**Exercise objective**
Scan the data below and pick out the lines containing the word "Coherence".

Records for the task start

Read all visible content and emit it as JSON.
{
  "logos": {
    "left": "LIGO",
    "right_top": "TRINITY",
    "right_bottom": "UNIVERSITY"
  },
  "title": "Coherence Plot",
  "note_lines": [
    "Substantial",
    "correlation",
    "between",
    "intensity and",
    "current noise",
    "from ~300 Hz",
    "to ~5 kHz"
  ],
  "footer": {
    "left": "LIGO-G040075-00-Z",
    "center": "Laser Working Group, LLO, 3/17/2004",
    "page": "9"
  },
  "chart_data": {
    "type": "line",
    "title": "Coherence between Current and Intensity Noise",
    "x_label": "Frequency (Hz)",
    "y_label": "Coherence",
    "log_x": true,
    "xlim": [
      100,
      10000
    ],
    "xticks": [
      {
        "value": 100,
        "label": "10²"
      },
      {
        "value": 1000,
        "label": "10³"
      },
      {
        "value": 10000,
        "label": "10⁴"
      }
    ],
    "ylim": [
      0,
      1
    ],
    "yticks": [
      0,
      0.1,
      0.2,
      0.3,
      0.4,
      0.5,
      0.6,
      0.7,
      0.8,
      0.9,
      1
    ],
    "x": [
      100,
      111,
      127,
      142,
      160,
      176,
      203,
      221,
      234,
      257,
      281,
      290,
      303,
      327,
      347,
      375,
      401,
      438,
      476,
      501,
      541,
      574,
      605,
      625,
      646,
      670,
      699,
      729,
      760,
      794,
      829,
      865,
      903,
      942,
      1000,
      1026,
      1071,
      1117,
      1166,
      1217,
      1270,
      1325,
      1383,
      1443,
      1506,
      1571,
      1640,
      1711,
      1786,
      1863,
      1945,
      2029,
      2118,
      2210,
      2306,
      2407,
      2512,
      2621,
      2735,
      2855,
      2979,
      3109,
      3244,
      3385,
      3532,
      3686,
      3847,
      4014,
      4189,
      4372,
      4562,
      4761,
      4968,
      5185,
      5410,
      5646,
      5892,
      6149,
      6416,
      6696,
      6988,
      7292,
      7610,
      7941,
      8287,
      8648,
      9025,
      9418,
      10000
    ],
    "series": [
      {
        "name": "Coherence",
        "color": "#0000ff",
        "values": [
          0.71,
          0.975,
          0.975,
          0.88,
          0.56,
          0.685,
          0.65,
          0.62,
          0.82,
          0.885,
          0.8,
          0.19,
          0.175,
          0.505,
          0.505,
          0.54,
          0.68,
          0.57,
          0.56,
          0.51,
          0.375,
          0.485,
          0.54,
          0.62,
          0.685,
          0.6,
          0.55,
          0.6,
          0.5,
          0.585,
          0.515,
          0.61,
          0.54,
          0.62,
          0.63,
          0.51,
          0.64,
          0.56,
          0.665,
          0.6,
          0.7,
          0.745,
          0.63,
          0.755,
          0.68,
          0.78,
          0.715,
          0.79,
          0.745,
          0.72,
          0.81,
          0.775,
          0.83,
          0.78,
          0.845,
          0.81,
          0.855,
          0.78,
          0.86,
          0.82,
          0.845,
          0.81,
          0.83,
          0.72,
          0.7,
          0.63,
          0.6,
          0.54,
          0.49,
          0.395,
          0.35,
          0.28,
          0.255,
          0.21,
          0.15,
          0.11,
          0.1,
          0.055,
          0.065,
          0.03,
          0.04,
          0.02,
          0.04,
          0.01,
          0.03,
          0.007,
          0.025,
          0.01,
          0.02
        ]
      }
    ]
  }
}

Records for the task end

**Written response**
  "title": "Coherence Plot",
    "title": "Coherence between Current and Intensity Noise",
    "y_label": "Coherence",
        "name": "Coherence",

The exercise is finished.